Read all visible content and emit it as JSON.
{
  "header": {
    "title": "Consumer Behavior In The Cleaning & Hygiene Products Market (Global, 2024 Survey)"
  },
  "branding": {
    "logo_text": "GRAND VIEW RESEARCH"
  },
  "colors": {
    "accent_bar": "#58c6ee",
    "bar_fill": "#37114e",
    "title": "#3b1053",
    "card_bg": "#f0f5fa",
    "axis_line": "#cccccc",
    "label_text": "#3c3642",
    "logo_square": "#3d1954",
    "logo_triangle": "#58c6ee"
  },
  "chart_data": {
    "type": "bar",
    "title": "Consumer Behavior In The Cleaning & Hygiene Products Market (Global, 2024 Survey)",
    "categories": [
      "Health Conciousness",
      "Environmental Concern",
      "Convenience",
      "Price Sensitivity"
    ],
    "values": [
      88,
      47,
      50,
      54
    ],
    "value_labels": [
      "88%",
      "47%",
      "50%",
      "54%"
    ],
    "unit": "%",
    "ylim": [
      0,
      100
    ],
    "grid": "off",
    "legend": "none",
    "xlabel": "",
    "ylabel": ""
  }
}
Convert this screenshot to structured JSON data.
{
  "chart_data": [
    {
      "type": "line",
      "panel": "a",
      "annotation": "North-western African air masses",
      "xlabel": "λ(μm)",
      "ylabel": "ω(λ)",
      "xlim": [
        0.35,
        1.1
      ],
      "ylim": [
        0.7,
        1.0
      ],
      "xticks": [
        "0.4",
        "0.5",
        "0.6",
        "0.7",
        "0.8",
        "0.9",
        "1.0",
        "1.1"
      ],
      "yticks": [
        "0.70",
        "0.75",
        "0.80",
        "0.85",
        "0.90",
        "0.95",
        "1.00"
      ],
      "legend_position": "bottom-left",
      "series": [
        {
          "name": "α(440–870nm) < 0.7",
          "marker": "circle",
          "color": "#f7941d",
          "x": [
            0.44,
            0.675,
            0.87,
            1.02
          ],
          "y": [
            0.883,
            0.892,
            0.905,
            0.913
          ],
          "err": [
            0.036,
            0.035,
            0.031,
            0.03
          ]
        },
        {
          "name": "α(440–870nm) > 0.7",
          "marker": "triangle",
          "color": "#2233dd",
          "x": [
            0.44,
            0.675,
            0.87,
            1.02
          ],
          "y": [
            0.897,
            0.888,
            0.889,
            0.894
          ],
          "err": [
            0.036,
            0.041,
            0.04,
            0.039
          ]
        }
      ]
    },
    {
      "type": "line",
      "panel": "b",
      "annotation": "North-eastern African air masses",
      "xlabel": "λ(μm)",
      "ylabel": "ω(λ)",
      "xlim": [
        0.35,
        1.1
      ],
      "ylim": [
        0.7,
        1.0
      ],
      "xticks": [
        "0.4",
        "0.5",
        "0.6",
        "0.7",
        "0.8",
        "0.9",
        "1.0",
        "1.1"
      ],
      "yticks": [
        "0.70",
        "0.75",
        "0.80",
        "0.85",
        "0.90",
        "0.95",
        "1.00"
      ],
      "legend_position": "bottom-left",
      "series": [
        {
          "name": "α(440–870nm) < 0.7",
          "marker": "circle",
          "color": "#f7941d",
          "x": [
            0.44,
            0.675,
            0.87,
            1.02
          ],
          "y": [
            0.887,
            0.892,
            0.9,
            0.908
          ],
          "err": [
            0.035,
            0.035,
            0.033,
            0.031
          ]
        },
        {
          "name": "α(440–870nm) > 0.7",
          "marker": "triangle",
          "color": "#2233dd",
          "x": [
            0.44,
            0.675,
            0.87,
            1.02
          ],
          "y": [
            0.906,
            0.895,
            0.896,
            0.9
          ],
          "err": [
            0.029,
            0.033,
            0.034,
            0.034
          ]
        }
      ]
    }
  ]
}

***

— YOUR INSTRUCTIONS —
Show every line of the records above that contains the word "masses".

— THE RESULT —
      "annotation": "North-western African air masses",
      "annotation": "North-eastern African air masses",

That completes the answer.